• Aim of the exercise
Answer with the number of lines in the listing below that contain the word "xlabel", and nothing else.

• Records supplied
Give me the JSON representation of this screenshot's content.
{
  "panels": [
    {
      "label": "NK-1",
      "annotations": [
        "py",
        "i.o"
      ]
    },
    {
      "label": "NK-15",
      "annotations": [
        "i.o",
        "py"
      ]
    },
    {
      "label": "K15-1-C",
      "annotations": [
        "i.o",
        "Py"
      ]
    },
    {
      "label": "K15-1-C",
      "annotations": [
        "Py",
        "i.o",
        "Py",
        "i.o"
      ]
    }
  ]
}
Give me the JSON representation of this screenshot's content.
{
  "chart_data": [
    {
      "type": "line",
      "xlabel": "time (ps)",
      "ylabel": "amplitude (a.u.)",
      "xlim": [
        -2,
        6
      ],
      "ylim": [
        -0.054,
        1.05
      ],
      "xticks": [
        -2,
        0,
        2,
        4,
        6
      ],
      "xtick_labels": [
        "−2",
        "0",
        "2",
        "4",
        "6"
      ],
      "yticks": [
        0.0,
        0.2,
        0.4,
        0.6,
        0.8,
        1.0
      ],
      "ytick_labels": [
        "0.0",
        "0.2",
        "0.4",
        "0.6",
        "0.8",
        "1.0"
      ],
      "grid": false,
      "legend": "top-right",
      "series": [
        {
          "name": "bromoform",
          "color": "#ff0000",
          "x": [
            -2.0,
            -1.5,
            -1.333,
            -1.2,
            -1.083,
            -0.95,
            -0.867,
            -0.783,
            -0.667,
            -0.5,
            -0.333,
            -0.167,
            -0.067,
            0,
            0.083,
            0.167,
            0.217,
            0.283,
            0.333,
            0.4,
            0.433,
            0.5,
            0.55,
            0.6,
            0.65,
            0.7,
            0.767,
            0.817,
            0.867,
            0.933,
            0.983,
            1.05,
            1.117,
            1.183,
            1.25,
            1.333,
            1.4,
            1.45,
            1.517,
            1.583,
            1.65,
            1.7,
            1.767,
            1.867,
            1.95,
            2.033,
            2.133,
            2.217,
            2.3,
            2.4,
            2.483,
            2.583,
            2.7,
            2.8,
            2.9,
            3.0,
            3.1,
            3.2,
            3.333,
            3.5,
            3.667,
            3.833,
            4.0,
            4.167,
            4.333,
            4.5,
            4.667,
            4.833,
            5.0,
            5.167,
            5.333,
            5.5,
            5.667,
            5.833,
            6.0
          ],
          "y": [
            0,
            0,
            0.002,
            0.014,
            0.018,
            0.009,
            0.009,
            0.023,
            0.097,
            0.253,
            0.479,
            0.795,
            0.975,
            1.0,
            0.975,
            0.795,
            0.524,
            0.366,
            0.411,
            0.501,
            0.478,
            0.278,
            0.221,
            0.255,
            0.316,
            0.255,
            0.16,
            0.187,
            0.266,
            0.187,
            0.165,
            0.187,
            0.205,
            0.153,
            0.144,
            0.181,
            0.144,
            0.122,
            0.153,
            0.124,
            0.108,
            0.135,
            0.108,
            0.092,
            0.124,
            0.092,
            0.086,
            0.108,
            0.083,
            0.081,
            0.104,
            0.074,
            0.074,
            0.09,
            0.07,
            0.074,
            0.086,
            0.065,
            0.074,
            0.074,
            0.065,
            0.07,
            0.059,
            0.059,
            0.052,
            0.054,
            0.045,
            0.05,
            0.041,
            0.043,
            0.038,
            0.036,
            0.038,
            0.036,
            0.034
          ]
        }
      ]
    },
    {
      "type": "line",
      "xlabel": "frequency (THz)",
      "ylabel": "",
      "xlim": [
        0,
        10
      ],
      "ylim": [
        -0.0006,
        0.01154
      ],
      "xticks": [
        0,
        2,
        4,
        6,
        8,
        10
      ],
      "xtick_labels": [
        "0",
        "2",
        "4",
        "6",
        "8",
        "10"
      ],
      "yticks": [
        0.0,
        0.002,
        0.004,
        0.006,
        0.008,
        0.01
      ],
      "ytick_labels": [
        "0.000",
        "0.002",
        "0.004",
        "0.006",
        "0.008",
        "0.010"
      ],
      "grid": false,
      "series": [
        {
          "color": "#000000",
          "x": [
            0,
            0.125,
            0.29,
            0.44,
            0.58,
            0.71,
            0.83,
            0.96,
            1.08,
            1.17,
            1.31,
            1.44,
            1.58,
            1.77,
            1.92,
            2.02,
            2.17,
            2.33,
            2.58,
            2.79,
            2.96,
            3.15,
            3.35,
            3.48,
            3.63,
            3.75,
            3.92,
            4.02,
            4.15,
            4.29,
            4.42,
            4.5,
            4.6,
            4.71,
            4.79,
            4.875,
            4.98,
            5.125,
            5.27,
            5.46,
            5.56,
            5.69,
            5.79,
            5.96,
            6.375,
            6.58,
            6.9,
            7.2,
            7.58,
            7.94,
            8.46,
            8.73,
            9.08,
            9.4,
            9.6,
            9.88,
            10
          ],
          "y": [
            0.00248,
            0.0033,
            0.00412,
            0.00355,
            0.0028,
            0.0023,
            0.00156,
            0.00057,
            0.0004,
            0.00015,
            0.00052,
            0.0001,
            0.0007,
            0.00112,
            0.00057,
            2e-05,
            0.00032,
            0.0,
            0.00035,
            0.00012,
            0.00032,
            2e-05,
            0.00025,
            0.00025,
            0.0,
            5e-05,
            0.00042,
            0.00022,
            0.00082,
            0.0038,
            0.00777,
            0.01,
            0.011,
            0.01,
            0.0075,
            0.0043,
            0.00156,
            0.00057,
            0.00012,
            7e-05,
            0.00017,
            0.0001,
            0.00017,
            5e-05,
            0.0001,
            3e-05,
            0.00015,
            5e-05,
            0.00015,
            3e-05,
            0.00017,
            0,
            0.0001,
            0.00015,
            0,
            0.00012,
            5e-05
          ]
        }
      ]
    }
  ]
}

• Result
2